▸ **Given data**
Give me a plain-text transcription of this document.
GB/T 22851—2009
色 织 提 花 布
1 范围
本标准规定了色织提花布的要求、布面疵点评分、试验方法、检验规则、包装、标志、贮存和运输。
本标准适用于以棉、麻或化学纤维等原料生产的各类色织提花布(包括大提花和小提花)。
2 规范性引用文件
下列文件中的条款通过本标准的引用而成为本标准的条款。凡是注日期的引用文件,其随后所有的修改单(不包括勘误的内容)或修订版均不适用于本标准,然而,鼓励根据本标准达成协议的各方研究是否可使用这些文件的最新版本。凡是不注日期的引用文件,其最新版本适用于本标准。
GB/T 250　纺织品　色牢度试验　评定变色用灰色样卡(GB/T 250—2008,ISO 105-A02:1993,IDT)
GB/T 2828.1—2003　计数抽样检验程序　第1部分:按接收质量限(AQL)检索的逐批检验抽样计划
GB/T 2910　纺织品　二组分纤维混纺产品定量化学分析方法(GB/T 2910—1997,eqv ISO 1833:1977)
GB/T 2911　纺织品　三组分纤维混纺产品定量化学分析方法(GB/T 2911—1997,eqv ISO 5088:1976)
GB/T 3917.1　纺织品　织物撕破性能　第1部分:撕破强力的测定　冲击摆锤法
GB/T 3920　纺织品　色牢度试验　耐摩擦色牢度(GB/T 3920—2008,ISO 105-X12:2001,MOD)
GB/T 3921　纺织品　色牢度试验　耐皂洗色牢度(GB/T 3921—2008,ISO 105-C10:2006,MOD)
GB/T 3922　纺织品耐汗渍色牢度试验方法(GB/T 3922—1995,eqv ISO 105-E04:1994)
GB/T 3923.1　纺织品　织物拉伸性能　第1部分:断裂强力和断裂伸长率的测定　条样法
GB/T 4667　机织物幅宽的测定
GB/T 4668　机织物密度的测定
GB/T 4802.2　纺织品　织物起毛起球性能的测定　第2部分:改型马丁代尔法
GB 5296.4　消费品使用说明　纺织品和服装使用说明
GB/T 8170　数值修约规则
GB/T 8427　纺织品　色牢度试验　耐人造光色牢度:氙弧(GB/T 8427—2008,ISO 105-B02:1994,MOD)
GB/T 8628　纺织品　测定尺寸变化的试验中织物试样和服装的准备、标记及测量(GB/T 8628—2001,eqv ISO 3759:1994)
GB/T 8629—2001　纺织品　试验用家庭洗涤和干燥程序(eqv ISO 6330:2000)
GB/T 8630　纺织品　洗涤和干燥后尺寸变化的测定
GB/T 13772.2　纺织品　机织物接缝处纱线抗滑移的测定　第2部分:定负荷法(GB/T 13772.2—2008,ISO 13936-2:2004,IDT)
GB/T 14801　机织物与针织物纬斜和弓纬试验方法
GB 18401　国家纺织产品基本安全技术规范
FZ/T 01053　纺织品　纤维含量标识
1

▸ **What is expected**
Repeat the data precisely, reproducing every entry.

▸ **Response**
Give me a plain-text transcription of this document.
GB/T 22851—2009
色 织 提 花 布
1 范围
本标准规定了色织提花布的要求、布面疵点评分、试验方法、检验规则、包装、标志、贮存和运输。
本标准适用于以棉、麻或化学纤维等原料生产的各类色织提花布(包括大提花和小提花)。
2 规范性引用文件
下列文件中的条款通过本标准的引用而成为本标准的条款。凡是注日期的引用文件,其随后所有的修改单(不包括勘误的内容)或修订版均不适用于本标准,然而,鼓励根据本标准达成协议的各方研究是否可使用这些文件的最新版本。凡是不注日期的引用文件,其最新版本适用于本标准。
GB/T 250　纺织品　色牢度试验　评定变色用灰色样卡(GB/T 250—2008,ISO 105-A02:1993,IDT)
GB/T 2828.1—2003　计数抽样检验程序　第1部分:按接收质量限(AQL)检索的逐批检验抽样计划
GB/T 2910　纺织品　二组分纤维混纺产品定量化学分析方法(GB/T 2910—1997,eqv ISO 1833:1977)
GB/T 2911　纺织品　三组分纤维混纺产品定量化学分析方法(GB/T 2911—1997,eqv ISO 5088:1976)
GB/T 3917.1　纺织品　织物撕破性能　第1部分:撕破强力的测定　冲击摆锤法
GB/T 3920　纺织品　色牢度试验　耐摩擦色牢度(GB/T 3920—2008,ISO 105-X12:2001,MOD)
GB/T 3921　纺织品　色牢度试验　耐皂洗色牢度(GB/T 3921—2008,ISO 105-C10:2006,MOD)
GB/T 3922　纺织品耐汗渍色牢度试验方法(GB/T 3922—1995,eqv ISO 105-E04:1994)
GB/T 3923.1　纺织品　织物拉伸性能　第1部分:断裂强力和断裂伸长率的测定　条样法
GB/T 4667　机织物幅宽的测定
GB/T 4668　机织物密度的测定
GB/T 4802.2　纺织品　织物起毛起球性能的测定　第2部分:改型马丁代尔法
GB 5296.4　消费品使用说明　纺织品和服装使用说明
GB/T 8170　数值修约规则
GB/T 8427　纺织品　色牢度试验　耐人造光色牢度:氙弧(GB/T 8427—2008,ISO 105-B02:1994,MOD)
GB/T 8628　纺织品　测定尺寸变化的试验中织物试样和服装的准备、标记及测量(GB/T 8628—2001,eqv ISO 3759:1994)
GB/T 8629—2001　纺织品　试验用家庭洗涤和干燥程序(eqv ISO 6330:2000)
GB/T 8630　纺织品　洗涤和干燥后尺寸变化的测定
GB/T 13772.2　纺织品　机织物接缝处纱线抗滑移的测定　第2部分:定负荷法(GB/T 13772.2—2008,ISO 13936-2:2004,IDT)
GB/T 14801　机织物与针织物纬斜和弓纬试验方法
GB 18401　国家纺织产品基本安全技术规范
FZ/T 01053　纺织品　纤维含量标识
1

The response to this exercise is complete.